§ **WORK TO COMPLETE**
Copy each line below in which the word "name" occurs.

Data items
────────
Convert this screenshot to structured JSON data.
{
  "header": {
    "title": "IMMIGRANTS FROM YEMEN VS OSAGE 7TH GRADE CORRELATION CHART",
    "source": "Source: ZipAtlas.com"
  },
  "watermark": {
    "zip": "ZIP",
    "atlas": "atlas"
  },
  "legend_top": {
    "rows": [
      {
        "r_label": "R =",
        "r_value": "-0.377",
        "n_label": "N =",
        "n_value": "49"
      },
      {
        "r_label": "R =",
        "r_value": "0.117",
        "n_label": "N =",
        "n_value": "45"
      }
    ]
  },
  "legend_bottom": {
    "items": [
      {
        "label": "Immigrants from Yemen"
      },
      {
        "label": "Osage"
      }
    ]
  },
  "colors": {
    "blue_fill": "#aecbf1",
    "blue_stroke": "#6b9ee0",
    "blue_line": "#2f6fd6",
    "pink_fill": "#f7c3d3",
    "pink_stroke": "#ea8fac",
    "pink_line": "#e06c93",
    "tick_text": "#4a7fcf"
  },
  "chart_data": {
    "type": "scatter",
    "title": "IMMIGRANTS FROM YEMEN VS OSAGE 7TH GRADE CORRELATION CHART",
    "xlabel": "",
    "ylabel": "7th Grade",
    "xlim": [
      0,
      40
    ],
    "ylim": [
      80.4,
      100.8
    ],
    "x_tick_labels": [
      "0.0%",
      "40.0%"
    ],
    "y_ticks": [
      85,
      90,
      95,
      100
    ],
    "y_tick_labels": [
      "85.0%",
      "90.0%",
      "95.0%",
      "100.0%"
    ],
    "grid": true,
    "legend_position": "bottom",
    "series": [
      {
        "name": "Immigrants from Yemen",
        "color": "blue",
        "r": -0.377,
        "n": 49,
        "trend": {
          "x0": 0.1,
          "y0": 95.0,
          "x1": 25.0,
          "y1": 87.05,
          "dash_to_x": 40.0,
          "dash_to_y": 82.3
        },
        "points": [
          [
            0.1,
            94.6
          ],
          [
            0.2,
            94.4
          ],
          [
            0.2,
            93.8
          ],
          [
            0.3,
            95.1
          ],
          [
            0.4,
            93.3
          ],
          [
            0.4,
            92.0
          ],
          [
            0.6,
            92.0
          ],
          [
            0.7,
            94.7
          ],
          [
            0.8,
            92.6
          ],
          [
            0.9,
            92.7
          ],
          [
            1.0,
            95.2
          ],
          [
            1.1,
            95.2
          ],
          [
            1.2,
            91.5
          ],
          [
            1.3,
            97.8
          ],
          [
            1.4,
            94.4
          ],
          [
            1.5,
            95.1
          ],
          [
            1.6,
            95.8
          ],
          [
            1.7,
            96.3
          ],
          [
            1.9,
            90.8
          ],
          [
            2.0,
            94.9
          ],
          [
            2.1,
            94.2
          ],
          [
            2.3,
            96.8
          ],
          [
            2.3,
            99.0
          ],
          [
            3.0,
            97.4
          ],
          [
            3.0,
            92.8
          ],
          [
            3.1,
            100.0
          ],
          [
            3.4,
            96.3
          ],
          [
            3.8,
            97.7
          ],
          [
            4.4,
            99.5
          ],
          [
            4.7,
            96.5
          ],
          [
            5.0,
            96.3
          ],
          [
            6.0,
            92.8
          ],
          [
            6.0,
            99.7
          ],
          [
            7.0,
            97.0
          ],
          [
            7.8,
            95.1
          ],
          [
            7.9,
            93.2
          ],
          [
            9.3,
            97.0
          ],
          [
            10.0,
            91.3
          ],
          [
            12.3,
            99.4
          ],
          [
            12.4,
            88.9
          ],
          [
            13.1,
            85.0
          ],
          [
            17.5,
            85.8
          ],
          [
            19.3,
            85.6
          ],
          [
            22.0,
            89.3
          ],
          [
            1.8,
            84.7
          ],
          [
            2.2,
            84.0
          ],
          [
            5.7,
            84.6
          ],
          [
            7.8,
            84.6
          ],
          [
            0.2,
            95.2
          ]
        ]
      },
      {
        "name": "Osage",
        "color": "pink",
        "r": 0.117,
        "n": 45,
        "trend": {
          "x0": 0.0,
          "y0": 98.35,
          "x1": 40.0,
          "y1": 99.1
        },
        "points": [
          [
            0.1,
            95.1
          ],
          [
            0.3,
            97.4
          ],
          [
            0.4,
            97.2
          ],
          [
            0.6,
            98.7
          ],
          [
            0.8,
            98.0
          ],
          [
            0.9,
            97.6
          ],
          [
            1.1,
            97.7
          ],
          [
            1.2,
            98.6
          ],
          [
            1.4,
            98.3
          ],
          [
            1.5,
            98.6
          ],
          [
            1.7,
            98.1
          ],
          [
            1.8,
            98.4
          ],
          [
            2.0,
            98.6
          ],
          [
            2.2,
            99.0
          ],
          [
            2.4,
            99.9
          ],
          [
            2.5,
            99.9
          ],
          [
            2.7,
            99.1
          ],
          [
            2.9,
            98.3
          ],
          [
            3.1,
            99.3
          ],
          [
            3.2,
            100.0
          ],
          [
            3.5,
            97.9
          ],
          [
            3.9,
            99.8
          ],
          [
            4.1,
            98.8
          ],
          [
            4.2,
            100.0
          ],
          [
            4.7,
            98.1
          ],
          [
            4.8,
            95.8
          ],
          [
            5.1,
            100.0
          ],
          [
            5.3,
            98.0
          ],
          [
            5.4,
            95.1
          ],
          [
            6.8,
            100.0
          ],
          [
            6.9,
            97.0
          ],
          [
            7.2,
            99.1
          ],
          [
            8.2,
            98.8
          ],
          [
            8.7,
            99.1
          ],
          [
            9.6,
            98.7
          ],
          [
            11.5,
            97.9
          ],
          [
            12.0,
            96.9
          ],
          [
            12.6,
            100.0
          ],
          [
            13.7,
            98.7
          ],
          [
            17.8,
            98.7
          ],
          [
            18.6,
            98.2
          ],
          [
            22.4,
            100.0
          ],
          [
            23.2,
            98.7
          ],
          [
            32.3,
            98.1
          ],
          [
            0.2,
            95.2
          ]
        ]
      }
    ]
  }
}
────────
§ **OUTPUT FOR THIS TASK**
        "name": "Immigrants from Yemen",
        "name": "Osage",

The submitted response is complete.